[WHAT TO WORK ON]: Reproduce the data below with every "Russie" swapped for "Russia" and nothing else altered. Leave the pictures out.

## START GIVEN RECORDS

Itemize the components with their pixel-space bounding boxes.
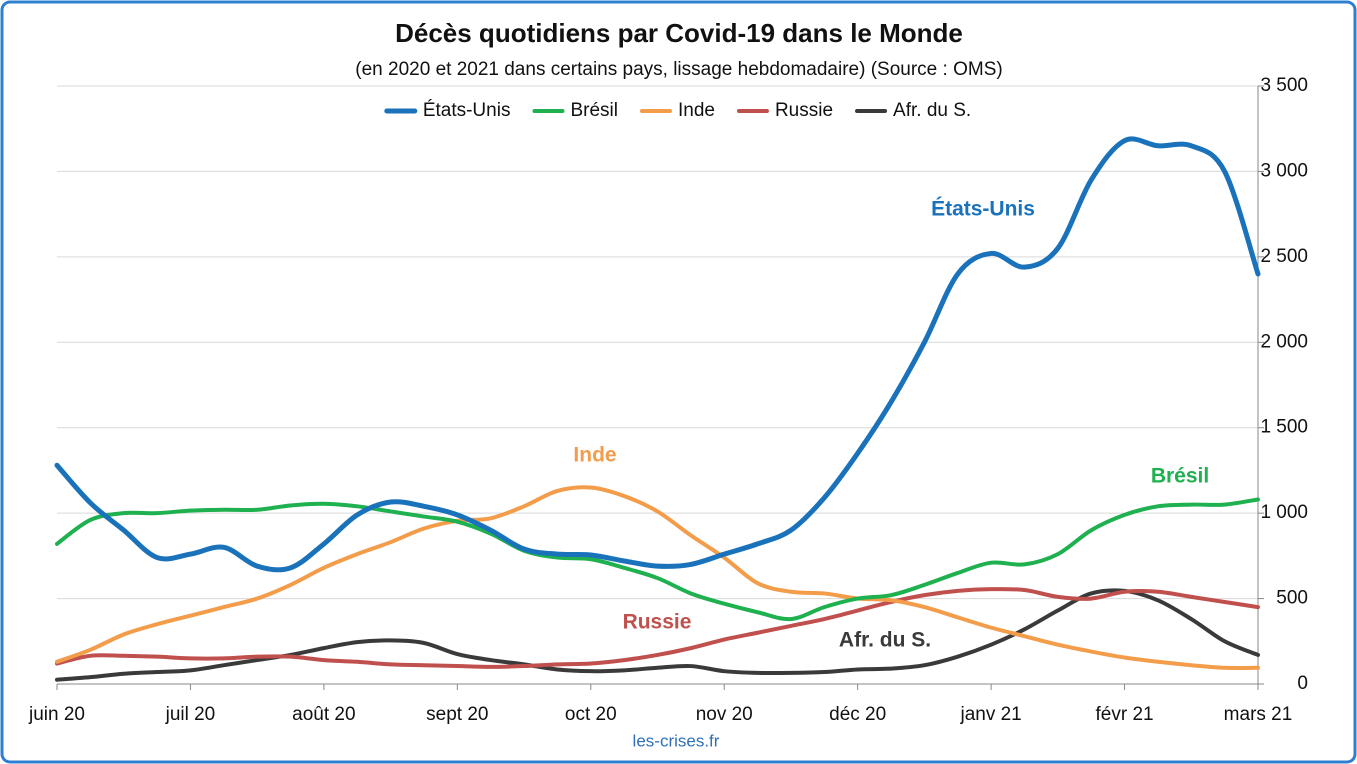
y-tick-label: 2 000 <box>1260 331 1308 352</box>
line-series <box>55 588 1260 682</box>
x-tick-label: janv 21 <box>959 704 1021 725</box>
x-tick-label: nov 20 <box>696 704 753 725</box>
y-tick-label: 1 500 <box>1260 417 1308 438</box>
annotation: États-Unis <box>931 198 1035 221</box>
annotation: Brésil <box>1151 465 1209 488</box>
legend-label: Inde <box>678 100 715 121</box>
x-tick-label: févr 21 <box>1096 704 1154 725</box>
y-tick-label: 500 <box>1276 588 1308 609</box>
annotation: Afr. du S. <box>839 629 931 652</box>
annotation: Inde <box>573 444 616 467</box>
y-tick-label: 0 <box>1297 673 1308 694</box>
line-series <box>55 485 1260 670</box>
legend-label: États-Unis <box>423 100 511 121</box>
x-tick-label: juin 20 <box>28 704 85 725</box>
x-tick-label: août 20 <box>292 704 355 725</box>
y-tick-label: 3 500 <box>1260 75 1308 96</box>
legend-label: Russie <box>775 100 833 121</box>
x-tick-label: mars 21 <box>1224 704 1293 725</box>
legend-label: Brésil <box>570 100 618 121</box>
line-series <box>55 497 1260 622</box>
x-tick-label: oct 20 <box>565 704 617 725</box>
x-tick-label: juil 20 <box>165 704 216 725</box>
x-tick-label: déc 20 <box>829 704 886 725</box>
y-tick-label: 1 000 <box>1260 502 1308 523</box>
annotation: Russie <box>623 611 692 634</box>
line-series <box>55 587 1260 669</box>
chart-title: Décès quotidiens par Covid-19 dans le Mo… <box>395 18 963 48</box>
y-tick-label: 3 000 <box>1260 160 1308 181</box>
chart-subtitle: (en 2020 et 2021 dans certains pays, lis… <box>355 59 1002 80</box>
line-series <box>54 136 1261 573</box>
x-tick-label: sept 20 <box>426 704 488 725</box>
y-tick-label: 2 500 <box>1260 246 1308 267</box>
source: les-crises.fr <box>633 731 720 750</box>
legend-label: Afr. du S. <box>893 100 971 121</box>
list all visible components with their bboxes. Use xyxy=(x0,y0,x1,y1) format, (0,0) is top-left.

## END GIVEN RECORDS

[ANSWER TO THIS EXERCISE]:
Itemize the components with their pixel-space bounding boxes.
y-tick-label: 2 000 <box>1260 331 1308 352</box>
line-series <box>55 588 1260 682</box>
x-tick-label: janv 21 <box>959 704 1021 725</box>
x-tick-label: nov 20 <box>696 704 753 725</box>
y-tick-label: 1 500 <box>1260 417 1308 438</box>
annotation: États-Unis <box>931 198 1035 221</box>
annotation: Brésil <box>1151 465 1209 488</box>
legend-label: Inde <box>678 100 715 121</box>
x-tick-label: févr 21 <box>1096 704 1154 725</box>
y-tick-label: 500 <box>1276 588 1308 609</box>
annotation: Afr. du S. <box>839 629 931 652</box>
annotation: Inde <box>573 444 616 467</box>
y-tick-label: 0 <box>1297 673 1308 694</box>
line-series <box>55 485 1260 670</box>
legend-label: États-Unis <box>423 100 511 121</box>
x-tick-label: juin 20 <box>28 704 85 725</box>
x-tick-label: août 20 <box>292 704 355 725</box>
y-tick-label: 3 500 <box>1260 75 1308 96</box>
legend-label: Russia <box>775 100 833 121</box>
x-tick-label: mars 21 <box>1224 704 1293 725</box>
legend-label: Brésil <box>570 100 618 121</box>
line-series <box>55 497 1260 622</box>
x-tick-label: oct 20 <box>565 704 617 725</box>
x-tick-label: juil 20 <box>165 704 216 725</box>
x-tick-label: déc 20 <box>829 704 886 725</box>
y-tick-label: 1 000 <box>1260 502 1308 523</box>
annotation: Russia <box>623 611 692 634</box>
line-series <box>55 587 1260 669</box>
chart-title: Décès quotidiens par Covid-19 dans le Mo… <box>395 18 963 48</box>
y-tick-label: 3 000 <box>1260 160 1308 181</box>
chart-subtitle: (en 2020 et 2021 dans certains pays, lis… <box>355 59 1002 80</box>
line-series <box>54 136 1261 573</box>
x-tick-label: sept 20 <box>426 704 488 725</box>
y-tick-label: 2 500 <box>1260 246 1308 267</box>
source: les-crises.fr <box>633 731 720 750</box>
legend-label: Afr. du S. <box>893 100 971 121</box>
list all visible components with their bboxes. Use xyxy=(x0,y0,x1,y1) format, (0,0) is top-left.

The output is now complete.